___ Texte source ___
L’éducation populaire doit jouer son rôle
Mais ce serait une erreur de la part des acteurs associatifs de se laisser réduire via des appels à projets savamment distillés, à la seule aide à l’équipement et à l’utilisation des équipements numériques. Il est crucial, par rapport aux publics auxquels s’adresse l’action associative, de donner des clefs, d’ouvrir le capot, d’éclairer sur ce qui se joue. Les outils et les plateformes propriétaires à qui on confie de plus en plus de données comportementales, constituent une perte d’autonomie pour les individus et la vie en société. L’opacité du fonctionnement des algorithmes de recommandation (d’achat, de consommation culturelle, de loisirs) et les systèmes de mise en boucle qui drainent vers chacune et chacun les informations auxquelles elles et ils sont censés adhérer, questionnent le fonctionnement démocratique de notre société. C’est là que l’éducation populaire doit jouer son rôle.
___ Informations fournies ___
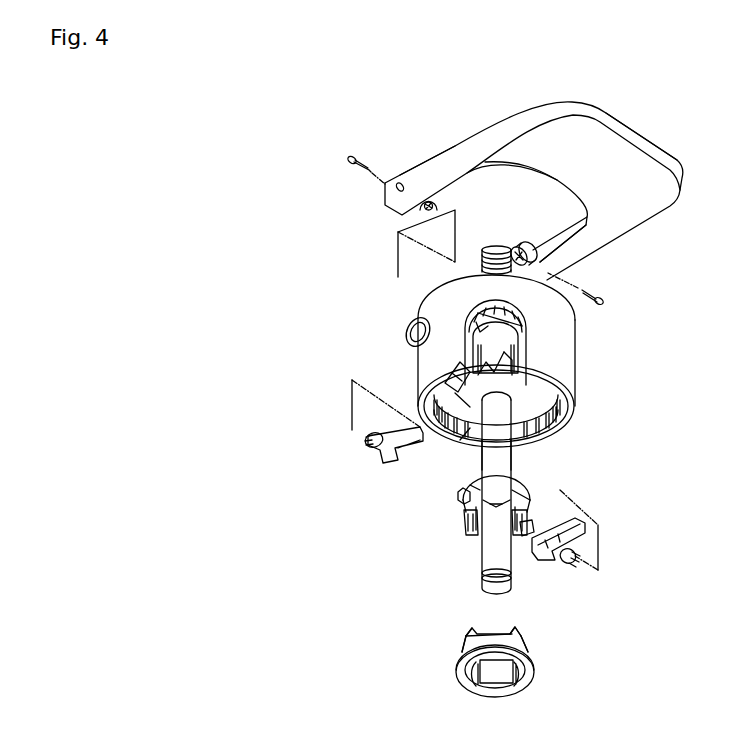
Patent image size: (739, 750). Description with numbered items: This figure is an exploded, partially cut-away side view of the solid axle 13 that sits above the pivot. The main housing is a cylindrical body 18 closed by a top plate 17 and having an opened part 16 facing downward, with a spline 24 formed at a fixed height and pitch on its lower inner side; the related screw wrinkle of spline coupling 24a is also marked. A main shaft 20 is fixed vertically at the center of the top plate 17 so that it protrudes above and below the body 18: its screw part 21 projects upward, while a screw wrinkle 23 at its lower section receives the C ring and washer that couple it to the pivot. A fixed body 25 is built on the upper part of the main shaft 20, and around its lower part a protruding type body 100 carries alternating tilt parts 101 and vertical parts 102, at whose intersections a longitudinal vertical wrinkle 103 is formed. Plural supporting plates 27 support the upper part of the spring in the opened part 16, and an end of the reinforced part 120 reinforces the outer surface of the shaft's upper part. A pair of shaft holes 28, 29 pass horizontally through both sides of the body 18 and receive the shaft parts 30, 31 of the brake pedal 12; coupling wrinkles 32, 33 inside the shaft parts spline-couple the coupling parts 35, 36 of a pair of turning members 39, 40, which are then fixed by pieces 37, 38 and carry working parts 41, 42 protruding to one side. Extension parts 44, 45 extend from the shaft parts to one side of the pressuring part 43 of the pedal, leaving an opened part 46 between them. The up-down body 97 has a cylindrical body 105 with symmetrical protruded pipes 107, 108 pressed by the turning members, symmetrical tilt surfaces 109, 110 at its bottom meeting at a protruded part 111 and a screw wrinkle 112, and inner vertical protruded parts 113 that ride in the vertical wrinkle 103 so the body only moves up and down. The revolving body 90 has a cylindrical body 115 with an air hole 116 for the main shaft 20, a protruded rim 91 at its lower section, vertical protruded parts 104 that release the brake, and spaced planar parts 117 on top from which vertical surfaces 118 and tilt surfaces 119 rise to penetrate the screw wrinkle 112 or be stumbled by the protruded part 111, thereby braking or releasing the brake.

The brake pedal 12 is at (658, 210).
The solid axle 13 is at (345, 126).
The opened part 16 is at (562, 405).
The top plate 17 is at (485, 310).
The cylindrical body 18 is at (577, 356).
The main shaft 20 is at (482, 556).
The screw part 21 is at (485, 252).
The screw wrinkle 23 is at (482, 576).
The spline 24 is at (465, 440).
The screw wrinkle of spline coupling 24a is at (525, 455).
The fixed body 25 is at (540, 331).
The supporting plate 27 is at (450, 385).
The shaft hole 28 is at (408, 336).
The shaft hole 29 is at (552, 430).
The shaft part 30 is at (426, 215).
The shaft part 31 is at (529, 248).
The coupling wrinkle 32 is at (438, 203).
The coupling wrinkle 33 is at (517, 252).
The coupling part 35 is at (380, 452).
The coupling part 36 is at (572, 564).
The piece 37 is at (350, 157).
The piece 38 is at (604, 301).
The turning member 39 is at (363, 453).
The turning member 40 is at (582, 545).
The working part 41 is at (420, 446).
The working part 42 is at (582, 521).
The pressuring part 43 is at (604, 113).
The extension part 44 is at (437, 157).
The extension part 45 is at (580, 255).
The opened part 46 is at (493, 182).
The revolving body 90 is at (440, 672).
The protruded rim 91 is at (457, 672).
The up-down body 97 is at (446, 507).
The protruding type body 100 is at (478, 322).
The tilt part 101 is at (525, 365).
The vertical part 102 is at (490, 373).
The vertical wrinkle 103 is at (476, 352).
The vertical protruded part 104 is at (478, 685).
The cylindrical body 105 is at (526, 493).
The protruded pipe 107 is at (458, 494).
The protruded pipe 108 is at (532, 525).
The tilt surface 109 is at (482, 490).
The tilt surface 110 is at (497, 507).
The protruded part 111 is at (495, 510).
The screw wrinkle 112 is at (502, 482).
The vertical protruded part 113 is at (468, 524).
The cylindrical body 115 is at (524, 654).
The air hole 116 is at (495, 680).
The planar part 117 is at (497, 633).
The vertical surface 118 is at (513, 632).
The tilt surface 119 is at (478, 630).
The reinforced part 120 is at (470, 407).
___
___ Informations fournies ___
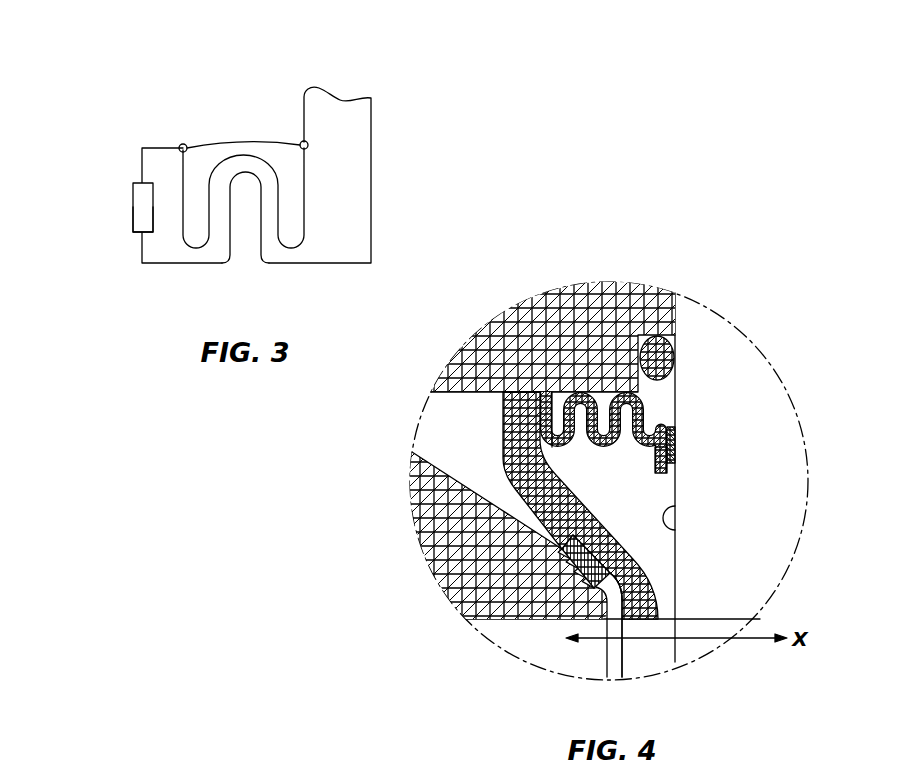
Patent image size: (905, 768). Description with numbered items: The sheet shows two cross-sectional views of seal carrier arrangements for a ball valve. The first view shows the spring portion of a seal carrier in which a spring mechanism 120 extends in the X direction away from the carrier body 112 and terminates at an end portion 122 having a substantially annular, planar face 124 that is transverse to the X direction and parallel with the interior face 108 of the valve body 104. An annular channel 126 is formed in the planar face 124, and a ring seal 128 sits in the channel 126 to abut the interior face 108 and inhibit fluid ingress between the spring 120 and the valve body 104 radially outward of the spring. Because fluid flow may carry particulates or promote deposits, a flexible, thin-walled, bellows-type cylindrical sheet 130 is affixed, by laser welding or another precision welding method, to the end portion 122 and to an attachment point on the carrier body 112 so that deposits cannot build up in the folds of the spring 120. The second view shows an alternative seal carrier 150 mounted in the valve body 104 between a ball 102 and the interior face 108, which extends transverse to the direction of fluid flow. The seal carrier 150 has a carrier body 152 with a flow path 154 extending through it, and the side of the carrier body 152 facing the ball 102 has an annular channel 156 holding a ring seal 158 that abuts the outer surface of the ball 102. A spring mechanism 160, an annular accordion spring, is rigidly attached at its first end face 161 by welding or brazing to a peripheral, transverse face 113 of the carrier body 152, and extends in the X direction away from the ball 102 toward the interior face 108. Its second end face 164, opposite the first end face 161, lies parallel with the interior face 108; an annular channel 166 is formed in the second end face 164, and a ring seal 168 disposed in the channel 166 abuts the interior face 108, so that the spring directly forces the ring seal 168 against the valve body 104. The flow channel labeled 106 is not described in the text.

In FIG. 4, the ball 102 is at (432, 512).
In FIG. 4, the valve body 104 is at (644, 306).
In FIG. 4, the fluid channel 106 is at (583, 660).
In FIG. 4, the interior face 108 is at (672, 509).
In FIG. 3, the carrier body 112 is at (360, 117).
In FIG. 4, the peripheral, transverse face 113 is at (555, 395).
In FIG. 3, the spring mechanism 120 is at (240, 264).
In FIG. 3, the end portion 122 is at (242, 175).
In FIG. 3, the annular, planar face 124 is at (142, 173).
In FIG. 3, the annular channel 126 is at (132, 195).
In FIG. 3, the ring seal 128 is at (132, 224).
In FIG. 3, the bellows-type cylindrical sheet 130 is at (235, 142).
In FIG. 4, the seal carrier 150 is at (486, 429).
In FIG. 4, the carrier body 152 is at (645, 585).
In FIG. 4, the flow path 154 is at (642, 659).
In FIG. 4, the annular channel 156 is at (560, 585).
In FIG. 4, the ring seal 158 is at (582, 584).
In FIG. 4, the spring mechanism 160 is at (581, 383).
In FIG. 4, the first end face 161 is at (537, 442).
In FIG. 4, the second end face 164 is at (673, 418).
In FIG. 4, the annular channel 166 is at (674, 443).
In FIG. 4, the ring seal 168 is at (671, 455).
___
___ Informations fournies ___
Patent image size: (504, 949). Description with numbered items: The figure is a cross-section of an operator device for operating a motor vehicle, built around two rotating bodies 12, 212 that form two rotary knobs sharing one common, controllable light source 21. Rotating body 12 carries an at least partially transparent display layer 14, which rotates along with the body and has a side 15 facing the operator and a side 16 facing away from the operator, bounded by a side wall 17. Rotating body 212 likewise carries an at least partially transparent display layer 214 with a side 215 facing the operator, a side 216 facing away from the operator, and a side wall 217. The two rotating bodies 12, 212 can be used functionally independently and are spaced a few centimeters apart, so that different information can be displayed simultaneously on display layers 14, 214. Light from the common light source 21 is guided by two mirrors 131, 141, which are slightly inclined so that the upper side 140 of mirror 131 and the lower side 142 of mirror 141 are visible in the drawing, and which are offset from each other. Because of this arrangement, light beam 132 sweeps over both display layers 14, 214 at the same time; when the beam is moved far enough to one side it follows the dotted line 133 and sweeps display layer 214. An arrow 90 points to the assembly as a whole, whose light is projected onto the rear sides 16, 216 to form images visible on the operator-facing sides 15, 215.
___
* [À réaliser]:
1. Dites si chacune des affirmations suivantes concorde avec le texte sur l'éducation populaire, en répondant par oui ou par non et en citant exactement les mots qui tranchent. (a) Les outils et plateformes propriétaires entraînent une perte d'autonomie. (b) Les associations devraient se limiter à l'aide à l'équipement numérique. (c) Le fonctionnement des algorithmes de recommandation est décrit comme transparent.
2. Transformez en liste le paragraphe du texte sur l'éducation populaire qui commence par « Mais ce serait une erreur », en gardant ses idées principales.
Seul le texte sur l'éducation populaire doit servir de base.

* [Réponses rédigées]:
1.
(a) Oui : « constituent une perte d’autonomie pour les individus et la vie en société ».
(b) Non : « ce serait une erreur de la part des acteurs associatifs de se laisser réduire via des appels à projets savamment distillés, à la seule aide à l’équipement et à l’utilisation des équipements numériques ».
(c) Non : « L’opacité du fonctionnement des algorithmes de recommandation ».

2.
- Les acteurs associatifs ne doivent pas se laisser réduire, par le biais des appels à projets, à la seule aide à l’équipement et à l’utilisation du numérique.
- Il est crucial de donner des clefs aux publics, d’ouvrir le capot et d’éclairer sur ce qui se joue.
- Les outils et plateformes propriétaires, qui reçoivent de plus en plus de données comportementales, font perdre de l’autonomie aux individus et à la vie en société.
- L’opacité des algorithmes de recommandation et les systèmes de mise en boucle questionnent le fonctionnement démocratique de la société.
- C’est là que l’éducation populaire doit jouer son rôle.